----- Raw records -----

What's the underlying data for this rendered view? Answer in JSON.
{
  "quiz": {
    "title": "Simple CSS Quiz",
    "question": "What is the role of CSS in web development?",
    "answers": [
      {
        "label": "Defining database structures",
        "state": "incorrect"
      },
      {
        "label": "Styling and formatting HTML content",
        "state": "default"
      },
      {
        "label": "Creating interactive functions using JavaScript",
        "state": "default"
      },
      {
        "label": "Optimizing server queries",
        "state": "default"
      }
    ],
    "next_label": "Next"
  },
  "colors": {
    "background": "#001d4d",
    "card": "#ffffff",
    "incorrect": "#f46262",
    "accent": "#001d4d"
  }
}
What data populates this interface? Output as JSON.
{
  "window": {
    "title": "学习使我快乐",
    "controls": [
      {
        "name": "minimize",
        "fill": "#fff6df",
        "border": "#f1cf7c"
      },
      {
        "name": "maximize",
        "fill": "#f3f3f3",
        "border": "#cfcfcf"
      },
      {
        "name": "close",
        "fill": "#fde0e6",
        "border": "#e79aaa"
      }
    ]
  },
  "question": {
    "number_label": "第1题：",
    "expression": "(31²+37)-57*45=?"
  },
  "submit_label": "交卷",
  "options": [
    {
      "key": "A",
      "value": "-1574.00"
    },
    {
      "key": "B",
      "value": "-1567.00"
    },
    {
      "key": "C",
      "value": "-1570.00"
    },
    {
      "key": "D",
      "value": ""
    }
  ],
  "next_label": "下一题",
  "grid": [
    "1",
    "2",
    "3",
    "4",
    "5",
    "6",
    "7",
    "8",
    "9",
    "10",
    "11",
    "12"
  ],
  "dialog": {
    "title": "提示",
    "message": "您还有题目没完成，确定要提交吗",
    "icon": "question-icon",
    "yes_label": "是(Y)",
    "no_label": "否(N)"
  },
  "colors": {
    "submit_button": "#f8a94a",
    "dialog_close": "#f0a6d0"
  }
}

-----
----- Raw records -----

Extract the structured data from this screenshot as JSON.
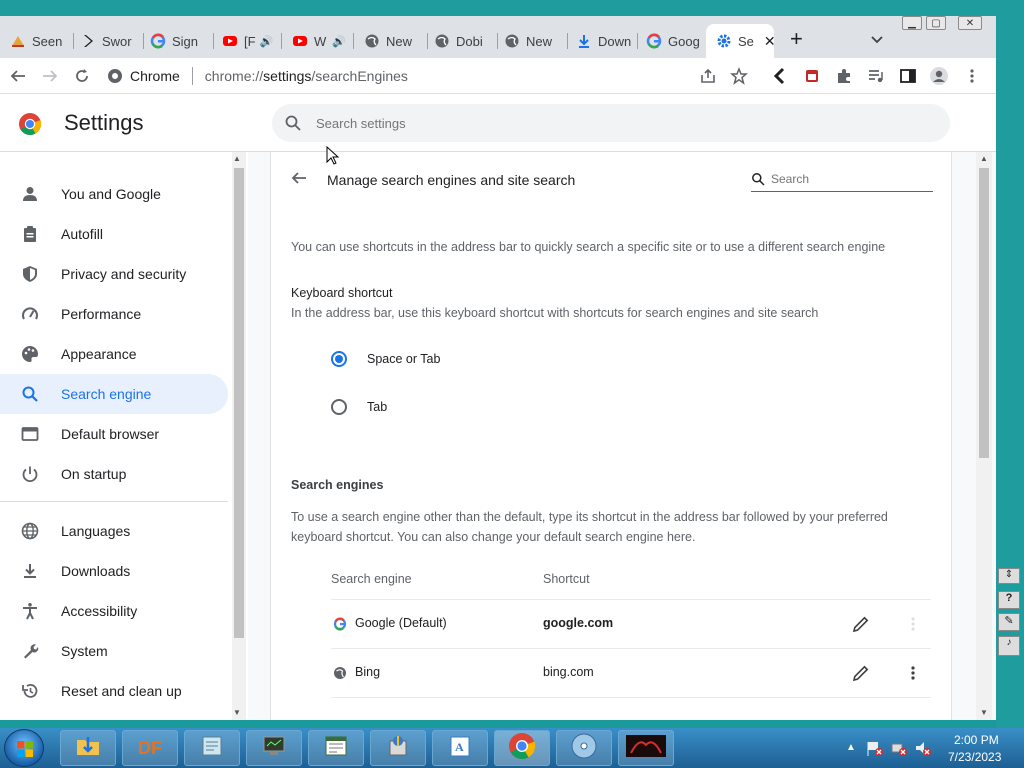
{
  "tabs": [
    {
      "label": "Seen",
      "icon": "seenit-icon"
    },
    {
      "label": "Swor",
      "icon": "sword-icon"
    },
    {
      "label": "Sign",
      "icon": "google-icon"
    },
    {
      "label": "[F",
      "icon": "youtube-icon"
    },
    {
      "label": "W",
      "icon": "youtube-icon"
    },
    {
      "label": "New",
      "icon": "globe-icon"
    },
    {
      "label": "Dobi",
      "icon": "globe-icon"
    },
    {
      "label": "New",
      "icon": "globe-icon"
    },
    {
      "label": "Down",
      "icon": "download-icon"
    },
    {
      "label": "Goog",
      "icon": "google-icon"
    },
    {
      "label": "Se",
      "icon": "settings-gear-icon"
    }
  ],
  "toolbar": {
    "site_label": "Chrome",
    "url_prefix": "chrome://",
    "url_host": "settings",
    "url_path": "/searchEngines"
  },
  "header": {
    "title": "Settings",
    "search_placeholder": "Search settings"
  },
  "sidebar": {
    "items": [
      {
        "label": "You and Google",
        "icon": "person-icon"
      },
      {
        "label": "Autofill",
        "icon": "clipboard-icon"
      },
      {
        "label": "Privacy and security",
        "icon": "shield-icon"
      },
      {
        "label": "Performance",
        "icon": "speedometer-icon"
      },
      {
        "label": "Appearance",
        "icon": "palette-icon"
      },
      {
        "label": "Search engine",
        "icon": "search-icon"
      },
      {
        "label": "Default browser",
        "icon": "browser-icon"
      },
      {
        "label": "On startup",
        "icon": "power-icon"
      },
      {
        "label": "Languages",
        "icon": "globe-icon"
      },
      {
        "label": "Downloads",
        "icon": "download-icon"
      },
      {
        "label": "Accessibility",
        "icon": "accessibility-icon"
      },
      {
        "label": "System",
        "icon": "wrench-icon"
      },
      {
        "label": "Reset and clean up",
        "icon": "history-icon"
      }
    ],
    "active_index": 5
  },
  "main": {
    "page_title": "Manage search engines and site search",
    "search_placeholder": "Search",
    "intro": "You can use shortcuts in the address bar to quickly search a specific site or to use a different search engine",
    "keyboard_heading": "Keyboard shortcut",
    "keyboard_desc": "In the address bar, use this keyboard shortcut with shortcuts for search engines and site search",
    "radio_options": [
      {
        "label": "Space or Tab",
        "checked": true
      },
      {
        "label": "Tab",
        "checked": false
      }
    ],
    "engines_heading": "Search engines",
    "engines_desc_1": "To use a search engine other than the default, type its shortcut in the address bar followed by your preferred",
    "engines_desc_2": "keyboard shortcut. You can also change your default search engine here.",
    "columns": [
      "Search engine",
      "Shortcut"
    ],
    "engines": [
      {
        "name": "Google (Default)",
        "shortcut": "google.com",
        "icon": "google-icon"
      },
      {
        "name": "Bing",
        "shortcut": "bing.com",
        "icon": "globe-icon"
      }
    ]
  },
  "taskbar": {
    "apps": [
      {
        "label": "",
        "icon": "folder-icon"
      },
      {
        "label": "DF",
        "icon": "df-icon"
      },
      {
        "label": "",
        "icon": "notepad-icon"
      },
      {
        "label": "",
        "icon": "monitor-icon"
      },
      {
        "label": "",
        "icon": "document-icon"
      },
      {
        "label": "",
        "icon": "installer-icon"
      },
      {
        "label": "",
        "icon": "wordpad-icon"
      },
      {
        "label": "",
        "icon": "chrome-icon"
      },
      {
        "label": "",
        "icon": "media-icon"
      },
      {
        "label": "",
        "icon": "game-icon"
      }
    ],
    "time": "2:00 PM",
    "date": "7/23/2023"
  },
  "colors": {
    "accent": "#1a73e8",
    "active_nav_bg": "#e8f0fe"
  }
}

-----

## Written problem
Find "address". Copy every line it occurs in.

## Solution to the exercise
    "intro": "You can use shortcuts in the address bar to quickly search a specific site or to use a different search engine",
    "keyboard_desc": "In the address bar, use this keyboard shortcut with shortcuts for search engines and site search",
    "engines_desc_1": "To use a search engine other than the default, type its shortcut in the address bar followed by your preferred",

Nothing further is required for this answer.